Exercise requirements:
Below are records; count the lines in them that hold "areas" and give only the count.

+ + + + + + +

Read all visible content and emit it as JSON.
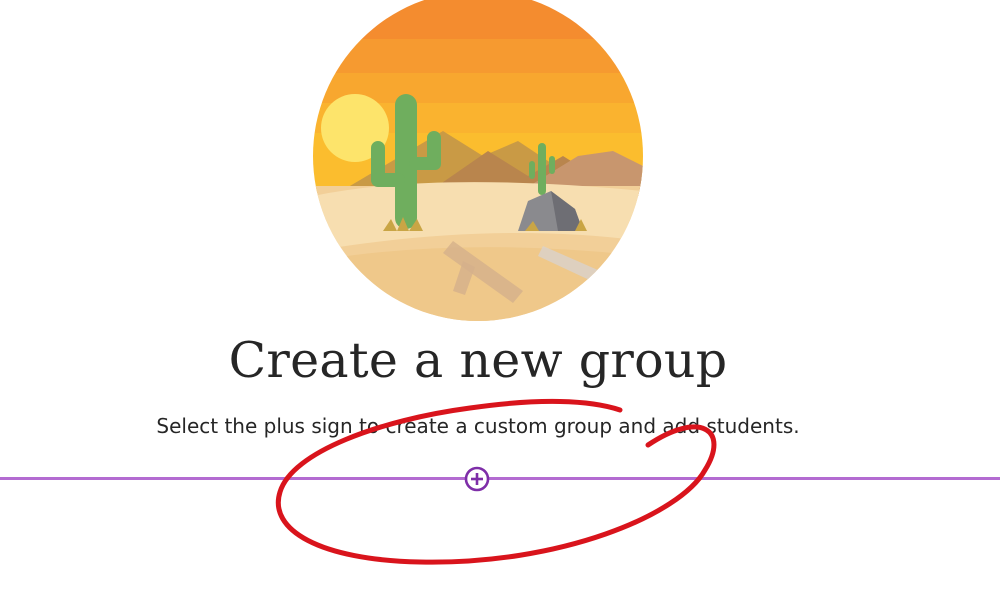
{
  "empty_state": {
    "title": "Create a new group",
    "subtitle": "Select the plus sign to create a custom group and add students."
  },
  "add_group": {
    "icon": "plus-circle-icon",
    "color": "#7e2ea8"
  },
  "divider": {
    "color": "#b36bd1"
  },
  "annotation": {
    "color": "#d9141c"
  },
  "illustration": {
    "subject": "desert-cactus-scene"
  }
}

+ + + + + + +

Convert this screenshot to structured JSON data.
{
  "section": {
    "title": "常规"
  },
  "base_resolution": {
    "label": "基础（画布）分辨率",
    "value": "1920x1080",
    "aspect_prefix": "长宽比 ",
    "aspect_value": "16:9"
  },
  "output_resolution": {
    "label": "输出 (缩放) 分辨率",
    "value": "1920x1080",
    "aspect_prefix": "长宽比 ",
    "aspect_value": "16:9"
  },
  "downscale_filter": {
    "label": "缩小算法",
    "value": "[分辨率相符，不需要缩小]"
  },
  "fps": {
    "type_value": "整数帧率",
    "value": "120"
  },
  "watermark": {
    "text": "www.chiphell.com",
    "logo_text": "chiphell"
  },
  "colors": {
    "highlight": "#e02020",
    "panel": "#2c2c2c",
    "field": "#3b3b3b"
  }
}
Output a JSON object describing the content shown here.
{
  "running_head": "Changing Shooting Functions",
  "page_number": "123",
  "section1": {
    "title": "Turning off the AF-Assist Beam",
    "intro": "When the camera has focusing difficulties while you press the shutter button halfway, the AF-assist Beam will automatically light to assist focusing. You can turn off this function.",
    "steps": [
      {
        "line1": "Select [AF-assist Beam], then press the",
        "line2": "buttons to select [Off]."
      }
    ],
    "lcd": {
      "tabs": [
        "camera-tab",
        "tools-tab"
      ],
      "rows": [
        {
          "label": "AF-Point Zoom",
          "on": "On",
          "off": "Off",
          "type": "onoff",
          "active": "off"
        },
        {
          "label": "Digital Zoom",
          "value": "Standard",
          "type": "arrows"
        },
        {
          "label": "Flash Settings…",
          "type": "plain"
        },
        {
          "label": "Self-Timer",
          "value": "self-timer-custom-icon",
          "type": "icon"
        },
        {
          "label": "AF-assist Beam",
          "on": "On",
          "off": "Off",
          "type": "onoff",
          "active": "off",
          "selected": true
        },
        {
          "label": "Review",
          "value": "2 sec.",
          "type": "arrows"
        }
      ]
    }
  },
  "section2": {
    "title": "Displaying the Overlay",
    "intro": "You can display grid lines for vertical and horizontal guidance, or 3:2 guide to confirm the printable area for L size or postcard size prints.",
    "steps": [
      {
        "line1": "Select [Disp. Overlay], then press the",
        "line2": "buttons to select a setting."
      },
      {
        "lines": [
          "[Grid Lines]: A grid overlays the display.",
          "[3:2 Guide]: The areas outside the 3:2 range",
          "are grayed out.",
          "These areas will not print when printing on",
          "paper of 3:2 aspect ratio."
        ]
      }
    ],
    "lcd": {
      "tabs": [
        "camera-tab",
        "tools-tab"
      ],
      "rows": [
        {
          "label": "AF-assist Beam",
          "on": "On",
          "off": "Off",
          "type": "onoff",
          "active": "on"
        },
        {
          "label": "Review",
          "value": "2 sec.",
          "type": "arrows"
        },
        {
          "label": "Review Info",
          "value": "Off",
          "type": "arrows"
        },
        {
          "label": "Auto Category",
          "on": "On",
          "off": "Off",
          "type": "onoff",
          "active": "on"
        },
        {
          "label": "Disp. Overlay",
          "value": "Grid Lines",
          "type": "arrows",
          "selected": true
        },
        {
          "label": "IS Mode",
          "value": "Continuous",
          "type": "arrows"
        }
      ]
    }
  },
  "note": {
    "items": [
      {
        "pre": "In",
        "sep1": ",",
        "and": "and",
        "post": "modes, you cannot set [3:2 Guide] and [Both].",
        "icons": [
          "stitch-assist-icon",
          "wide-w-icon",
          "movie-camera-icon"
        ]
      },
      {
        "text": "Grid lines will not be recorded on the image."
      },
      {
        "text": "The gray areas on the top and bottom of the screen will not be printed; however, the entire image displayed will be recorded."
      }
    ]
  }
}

+ + + + + + +

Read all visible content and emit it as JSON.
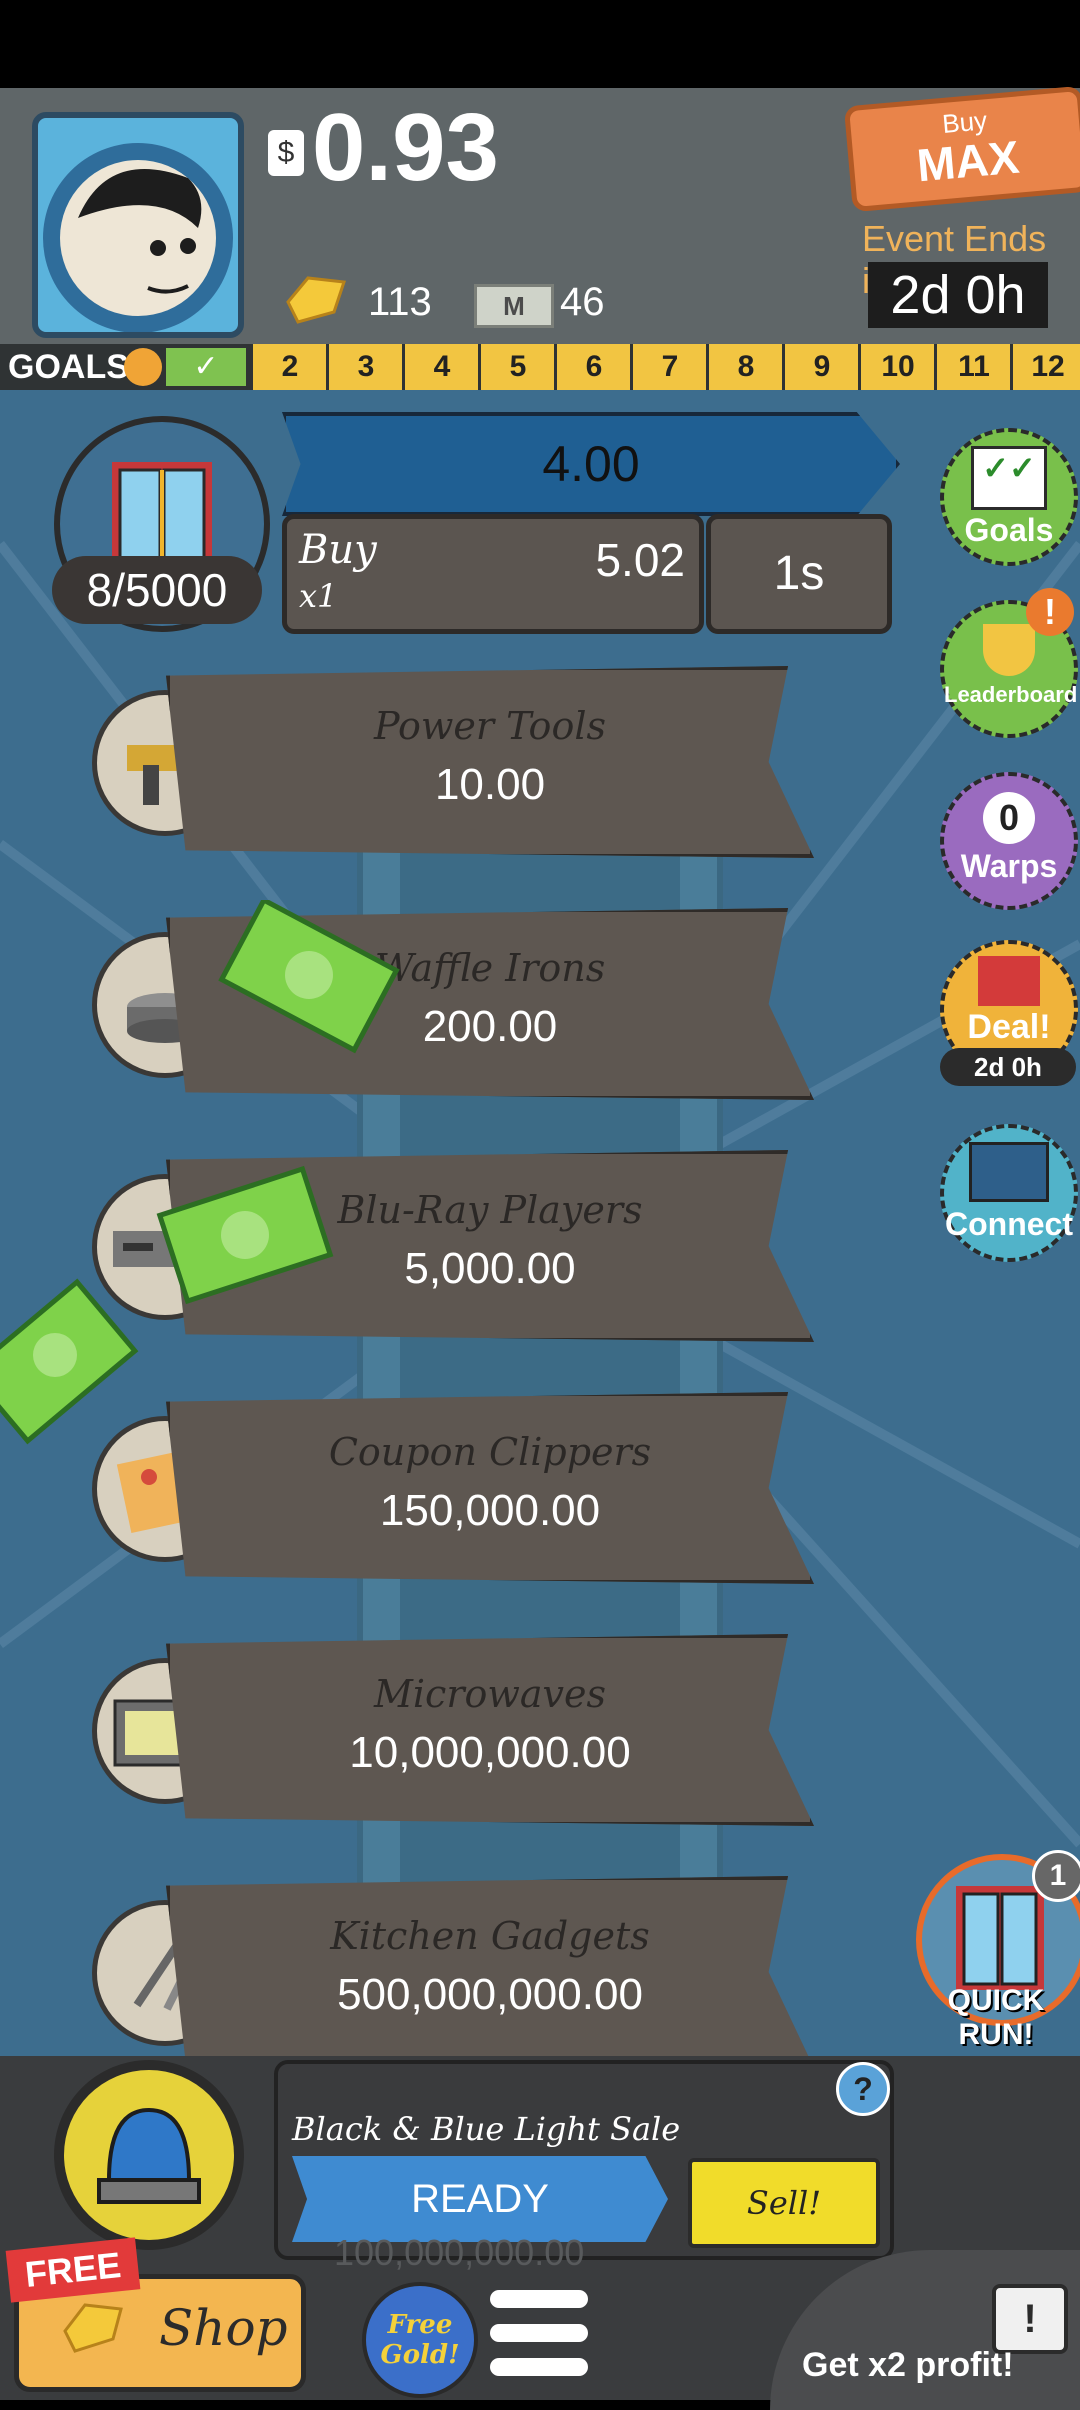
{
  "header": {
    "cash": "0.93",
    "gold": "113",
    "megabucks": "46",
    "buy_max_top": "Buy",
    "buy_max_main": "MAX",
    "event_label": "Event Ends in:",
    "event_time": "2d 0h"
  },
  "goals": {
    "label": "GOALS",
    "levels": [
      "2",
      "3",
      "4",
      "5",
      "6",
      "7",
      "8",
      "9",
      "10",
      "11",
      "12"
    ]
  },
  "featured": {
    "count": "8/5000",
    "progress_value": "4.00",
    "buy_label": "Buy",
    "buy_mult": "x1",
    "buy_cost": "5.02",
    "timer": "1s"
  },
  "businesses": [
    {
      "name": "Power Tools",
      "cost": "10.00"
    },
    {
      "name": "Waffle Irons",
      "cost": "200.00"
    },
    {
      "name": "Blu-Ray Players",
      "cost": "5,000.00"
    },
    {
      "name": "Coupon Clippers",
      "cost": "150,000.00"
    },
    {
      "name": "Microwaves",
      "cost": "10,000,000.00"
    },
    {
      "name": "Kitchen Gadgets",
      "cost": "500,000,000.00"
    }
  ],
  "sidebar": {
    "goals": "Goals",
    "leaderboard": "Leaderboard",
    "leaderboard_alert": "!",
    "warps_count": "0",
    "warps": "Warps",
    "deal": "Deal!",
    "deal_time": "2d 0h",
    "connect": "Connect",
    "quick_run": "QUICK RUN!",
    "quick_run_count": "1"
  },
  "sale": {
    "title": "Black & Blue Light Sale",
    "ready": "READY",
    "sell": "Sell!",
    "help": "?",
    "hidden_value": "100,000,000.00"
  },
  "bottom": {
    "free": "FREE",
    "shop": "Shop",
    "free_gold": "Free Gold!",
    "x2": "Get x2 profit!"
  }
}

+ + + + + + +

Output below:
3